*** Working data ***

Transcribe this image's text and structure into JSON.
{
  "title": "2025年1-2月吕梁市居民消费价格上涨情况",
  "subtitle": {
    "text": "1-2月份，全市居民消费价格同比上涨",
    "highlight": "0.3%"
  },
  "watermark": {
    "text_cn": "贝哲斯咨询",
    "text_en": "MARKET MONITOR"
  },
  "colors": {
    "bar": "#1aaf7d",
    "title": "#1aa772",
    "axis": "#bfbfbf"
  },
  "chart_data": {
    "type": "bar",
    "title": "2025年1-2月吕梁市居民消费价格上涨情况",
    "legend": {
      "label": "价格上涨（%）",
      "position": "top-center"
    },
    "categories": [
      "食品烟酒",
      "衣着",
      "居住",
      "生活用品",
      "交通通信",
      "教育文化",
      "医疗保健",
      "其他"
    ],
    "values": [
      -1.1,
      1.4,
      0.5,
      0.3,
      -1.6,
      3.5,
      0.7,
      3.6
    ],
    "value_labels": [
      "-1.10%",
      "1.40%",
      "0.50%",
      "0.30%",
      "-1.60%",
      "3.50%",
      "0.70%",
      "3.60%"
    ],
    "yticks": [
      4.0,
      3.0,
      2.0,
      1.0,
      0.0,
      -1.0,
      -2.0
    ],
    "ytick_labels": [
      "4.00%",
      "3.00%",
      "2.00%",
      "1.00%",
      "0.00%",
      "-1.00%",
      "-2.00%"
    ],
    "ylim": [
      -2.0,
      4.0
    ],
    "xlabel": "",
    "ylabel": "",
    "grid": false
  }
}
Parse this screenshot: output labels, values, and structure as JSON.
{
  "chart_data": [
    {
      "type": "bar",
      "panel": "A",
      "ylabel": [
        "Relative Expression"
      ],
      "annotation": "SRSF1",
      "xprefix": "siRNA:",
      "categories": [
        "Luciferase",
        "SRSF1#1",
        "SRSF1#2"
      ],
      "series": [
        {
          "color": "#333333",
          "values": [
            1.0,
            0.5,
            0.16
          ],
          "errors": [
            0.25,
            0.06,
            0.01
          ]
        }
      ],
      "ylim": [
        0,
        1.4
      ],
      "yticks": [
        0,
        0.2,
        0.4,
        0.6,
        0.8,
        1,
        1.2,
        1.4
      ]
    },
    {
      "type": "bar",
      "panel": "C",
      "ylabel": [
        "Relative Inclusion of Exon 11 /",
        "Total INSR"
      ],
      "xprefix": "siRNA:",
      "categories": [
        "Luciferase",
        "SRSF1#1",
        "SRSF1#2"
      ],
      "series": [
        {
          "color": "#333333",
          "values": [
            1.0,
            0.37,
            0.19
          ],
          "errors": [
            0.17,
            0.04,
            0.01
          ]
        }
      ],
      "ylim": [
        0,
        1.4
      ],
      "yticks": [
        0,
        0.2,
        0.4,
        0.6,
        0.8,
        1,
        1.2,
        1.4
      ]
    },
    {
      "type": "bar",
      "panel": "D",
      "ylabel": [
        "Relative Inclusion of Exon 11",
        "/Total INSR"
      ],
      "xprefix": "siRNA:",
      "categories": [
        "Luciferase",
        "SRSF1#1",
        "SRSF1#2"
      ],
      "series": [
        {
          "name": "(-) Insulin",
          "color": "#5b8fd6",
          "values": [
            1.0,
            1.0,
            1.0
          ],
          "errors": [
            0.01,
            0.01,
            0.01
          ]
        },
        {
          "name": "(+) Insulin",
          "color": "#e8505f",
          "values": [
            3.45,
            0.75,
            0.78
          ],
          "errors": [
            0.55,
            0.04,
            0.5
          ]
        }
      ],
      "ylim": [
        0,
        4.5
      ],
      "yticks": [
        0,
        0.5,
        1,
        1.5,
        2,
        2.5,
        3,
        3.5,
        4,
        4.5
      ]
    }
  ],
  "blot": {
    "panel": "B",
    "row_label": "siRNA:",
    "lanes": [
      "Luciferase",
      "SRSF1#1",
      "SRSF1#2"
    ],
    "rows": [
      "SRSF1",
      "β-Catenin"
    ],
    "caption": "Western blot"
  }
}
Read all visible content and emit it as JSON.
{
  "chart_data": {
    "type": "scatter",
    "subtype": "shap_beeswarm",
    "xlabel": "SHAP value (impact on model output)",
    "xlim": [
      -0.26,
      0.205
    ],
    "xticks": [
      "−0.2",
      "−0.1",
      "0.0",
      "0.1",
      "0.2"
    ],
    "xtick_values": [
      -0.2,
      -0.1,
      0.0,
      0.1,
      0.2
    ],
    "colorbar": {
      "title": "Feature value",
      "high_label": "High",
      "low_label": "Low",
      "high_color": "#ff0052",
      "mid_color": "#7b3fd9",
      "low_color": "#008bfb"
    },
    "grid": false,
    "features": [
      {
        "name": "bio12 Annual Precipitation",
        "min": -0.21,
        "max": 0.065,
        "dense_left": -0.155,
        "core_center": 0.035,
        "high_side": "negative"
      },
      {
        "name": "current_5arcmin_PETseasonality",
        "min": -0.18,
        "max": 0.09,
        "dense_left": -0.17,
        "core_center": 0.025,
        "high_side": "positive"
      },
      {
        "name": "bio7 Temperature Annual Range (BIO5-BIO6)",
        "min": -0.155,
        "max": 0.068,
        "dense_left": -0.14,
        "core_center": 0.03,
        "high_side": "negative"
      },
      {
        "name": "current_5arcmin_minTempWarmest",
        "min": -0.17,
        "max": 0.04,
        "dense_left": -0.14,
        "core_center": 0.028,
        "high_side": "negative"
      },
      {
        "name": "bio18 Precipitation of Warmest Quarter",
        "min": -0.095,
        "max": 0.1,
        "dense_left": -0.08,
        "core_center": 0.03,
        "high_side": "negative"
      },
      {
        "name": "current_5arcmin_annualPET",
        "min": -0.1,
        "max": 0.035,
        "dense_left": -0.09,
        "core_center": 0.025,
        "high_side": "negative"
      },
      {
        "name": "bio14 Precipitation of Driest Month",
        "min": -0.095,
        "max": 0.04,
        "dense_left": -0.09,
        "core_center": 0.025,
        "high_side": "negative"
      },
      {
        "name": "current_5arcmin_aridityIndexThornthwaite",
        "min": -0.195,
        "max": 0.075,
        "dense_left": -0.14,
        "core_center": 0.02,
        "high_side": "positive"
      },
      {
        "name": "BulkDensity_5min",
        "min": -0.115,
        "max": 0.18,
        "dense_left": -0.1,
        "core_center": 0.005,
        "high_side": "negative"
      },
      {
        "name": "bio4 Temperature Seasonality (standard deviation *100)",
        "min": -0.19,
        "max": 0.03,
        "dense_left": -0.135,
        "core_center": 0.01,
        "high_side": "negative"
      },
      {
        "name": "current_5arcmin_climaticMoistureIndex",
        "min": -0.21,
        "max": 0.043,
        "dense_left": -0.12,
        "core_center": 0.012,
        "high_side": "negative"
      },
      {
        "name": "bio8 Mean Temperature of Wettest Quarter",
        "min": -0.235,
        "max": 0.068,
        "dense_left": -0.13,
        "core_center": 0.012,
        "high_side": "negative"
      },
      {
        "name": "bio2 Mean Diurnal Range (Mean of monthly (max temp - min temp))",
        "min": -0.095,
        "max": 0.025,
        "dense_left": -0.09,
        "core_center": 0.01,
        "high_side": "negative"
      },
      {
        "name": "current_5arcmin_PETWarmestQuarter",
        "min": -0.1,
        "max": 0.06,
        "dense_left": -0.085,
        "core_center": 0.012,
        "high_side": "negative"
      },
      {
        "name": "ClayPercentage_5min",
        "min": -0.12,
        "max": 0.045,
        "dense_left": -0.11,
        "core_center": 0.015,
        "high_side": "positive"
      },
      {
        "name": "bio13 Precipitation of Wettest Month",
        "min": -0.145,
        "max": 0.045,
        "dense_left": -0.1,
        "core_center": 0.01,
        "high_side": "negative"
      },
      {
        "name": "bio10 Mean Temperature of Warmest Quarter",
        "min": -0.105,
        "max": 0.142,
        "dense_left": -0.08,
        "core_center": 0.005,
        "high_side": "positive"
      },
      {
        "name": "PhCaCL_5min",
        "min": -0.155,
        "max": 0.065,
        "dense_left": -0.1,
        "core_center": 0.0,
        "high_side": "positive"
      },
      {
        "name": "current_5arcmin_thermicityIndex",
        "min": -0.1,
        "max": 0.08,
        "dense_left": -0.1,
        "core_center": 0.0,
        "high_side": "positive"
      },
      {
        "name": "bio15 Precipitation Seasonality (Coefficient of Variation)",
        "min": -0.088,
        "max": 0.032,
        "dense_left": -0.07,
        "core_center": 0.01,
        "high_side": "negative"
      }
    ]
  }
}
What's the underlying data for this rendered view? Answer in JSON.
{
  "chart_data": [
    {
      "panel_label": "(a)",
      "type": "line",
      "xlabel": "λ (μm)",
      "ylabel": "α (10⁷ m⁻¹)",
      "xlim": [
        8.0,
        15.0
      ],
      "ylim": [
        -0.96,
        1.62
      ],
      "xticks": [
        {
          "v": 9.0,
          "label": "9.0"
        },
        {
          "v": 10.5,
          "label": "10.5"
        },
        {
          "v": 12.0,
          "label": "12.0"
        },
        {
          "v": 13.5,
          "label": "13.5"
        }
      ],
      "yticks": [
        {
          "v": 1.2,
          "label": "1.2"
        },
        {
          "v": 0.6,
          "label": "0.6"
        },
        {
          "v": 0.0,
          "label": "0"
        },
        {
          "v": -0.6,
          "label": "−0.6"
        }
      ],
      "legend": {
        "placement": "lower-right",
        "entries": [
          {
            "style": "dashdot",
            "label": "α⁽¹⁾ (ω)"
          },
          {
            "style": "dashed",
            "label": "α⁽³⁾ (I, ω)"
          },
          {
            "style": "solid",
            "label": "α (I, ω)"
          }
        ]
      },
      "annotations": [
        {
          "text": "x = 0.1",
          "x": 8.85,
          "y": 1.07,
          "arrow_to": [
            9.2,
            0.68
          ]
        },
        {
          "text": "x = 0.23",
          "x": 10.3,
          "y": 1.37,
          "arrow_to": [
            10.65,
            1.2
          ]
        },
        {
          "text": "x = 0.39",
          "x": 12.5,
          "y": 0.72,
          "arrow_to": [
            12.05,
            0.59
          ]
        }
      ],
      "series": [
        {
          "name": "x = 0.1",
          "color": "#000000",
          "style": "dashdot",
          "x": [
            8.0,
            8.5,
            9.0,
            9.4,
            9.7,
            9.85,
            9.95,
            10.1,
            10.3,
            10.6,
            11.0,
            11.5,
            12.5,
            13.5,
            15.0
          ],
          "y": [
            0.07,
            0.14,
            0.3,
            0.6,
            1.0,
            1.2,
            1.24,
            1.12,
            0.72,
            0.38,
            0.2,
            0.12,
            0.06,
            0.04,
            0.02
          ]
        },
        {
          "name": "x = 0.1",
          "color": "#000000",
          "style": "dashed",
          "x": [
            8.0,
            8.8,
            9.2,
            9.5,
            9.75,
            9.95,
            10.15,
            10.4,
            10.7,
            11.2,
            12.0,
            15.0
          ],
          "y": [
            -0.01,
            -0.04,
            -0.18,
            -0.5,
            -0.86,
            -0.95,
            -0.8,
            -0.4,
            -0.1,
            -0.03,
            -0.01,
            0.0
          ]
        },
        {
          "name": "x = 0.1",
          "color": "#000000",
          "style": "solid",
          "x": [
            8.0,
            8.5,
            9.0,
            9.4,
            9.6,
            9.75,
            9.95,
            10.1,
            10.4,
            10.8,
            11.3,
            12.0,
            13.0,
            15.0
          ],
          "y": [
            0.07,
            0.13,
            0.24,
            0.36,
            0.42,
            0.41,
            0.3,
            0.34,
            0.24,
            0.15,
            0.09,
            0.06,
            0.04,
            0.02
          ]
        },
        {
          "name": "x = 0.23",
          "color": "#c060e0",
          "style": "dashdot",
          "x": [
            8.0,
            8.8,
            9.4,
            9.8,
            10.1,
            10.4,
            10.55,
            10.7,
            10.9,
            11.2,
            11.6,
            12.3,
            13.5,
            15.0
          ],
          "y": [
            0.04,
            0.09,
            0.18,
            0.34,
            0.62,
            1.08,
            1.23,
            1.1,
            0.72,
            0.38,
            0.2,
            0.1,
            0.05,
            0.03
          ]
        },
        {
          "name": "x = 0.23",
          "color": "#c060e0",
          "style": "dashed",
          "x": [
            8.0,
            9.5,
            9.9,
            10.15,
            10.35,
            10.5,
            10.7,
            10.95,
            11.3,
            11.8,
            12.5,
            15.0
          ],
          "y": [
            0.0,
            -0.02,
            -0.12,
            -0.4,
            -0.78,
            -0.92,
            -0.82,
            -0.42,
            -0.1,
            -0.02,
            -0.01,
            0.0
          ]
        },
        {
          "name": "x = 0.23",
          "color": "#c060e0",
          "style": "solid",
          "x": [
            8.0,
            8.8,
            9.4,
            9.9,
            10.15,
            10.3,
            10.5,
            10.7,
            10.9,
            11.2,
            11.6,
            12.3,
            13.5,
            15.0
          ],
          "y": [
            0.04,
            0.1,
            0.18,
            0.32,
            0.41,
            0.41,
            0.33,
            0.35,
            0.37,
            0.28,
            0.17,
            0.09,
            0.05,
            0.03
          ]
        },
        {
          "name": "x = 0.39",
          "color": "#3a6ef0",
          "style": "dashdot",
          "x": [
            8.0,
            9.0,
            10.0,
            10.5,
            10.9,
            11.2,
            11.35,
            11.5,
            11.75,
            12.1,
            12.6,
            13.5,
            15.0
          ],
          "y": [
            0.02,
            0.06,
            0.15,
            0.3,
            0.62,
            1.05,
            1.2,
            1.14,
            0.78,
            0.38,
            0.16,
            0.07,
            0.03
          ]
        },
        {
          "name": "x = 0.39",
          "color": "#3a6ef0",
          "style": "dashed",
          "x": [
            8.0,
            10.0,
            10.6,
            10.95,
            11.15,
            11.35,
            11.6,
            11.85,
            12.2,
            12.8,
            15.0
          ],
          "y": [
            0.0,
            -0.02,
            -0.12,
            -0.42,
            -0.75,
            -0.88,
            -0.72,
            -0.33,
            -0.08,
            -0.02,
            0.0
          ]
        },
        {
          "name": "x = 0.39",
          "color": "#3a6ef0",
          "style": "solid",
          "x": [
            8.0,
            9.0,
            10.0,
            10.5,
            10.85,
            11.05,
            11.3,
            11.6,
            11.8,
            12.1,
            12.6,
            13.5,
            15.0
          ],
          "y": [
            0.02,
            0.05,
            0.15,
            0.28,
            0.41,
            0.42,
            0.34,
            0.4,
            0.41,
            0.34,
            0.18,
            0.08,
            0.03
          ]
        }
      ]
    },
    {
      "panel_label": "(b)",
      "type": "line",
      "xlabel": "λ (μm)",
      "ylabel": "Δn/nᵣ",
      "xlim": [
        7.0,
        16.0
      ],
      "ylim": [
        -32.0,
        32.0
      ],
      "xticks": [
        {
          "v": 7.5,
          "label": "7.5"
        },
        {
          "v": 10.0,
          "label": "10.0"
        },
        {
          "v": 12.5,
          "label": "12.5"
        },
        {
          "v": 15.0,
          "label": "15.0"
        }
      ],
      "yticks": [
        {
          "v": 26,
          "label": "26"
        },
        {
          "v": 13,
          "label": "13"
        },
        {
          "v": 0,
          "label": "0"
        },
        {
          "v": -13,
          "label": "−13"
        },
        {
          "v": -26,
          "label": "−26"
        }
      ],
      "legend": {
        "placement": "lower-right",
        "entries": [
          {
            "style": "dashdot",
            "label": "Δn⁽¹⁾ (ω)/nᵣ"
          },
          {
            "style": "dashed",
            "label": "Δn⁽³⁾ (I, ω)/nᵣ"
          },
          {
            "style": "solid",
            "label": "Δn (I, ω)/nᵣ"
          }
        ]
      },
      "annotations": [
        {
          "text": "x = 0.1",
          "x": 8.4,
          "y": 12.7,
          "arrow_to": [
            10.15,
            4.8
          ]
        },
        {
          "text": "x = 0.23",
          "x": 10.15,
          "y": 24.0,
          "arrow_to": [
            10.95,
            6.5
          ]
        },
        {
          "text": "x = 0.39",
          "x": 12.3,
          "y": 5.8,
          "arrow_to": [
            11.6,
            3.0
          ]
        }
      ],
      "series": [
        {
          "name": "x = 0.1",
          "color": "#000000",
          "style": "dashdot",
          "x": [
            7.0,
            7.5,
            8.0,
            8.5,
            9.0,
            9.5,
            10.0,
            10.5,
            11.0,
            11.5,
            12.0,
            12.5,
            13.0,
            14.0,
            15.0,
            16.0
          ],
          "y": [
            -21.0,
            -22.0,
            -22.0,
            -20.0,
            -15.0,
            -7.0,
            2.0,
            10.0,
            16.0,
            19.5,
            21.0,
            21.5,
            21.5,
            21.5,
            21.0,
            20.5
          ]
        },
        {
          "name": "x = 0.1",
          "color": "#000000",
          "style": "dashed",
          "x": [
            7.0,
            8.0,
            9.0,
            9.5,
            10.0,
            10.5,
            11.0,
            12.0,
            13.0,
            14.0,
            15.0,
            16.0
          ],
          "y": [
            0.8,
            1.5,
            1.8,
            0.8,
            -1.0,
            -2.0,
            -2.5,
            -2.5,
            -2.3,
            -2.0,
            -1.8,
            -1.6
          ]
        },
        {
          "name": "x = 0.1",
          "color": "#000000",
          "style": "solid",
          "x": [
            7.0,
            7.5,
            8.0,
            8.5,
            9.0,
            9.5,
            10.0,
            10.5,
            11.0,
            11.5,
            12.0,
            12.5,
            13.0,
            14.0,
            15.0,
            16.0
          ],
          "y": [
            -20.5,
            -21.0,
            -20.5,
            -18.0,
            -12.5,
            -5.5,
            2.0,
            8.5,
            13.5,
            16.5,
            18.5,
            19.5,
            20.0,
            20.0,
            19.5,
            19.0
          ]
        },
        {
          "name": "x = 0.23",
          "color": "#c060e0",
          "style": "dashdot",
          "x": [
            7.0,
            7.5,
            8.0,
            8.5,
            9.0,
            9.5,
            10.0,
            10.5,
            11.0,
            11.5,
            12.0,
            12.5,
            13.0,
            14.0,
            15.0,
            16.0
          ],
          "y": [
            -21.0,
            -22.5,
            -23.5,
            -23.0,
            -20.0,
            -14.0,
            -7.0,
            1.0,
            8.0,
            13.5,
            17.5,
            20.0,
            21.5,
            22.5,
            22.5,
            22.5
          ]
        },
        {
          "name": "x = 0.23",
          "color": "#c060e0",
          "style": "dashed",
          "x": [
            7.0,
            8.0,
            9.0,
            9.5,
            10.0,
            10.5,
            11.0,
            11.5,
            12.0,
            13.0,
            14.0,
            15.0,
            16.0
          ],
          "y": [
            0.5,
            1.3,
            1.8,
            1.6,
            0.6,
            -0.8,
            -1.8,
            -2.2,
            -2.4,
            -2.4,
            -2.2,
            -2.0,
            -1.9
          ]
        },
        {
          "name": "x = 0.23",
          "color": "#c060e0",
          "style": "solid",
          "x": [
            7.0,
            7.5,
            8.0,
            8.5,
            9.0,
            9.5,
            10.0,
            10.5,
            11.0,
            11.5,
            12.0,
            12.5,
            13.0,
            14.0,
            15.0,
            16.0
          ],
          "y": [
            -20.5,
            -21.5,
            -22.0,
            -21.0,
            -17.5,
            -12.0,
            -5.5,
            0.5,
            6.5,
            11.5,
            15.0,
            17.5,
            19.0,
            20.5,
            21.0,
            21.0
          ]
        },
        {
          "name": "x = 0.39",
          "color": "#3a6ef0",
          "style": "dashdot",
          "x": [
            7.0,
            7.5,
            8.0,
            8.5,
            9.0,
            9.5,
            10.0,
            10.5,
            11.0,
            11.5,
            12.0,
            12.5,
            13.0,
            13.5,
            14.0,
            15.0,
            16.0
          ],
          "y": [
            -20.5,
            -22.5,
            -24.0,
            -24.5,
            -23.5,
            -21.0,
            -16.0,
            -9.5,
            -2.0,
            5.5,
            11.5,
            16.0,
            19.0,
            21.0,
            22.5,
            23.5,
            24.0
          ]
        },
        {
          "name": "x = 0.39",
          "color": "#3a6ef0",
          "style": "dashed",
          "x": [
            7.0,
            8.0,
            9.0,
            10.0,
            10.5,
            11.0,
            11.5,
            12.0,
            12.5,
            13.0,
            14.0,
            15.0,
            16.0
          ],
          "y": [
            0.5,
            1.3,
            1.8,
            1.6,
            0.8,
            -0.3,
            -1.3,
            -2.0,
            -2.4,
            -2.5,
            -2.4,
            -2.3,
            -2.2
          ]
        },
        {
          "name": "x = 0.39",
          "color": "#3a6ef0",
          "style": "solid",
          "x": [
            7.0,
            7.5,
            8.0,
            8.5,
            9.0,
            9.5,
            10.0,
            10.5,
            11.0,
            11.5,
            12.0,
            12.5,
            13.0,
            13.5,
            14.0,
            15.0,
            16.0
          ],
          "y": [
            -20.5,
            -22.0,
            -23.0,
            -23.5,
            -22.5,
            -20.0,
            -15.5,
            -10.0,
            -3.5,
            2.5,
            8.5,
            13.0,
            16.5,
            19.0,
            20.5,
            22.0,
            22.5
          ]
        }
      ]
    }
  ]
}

***

- **Exercise**:
Give every line of the material that includes the string "Relative".

- **Expected answer**:
        "Relative Expression"
        "Relative Inclusion of Exon 11 /",
        "Relative Inclusion of Exon 11",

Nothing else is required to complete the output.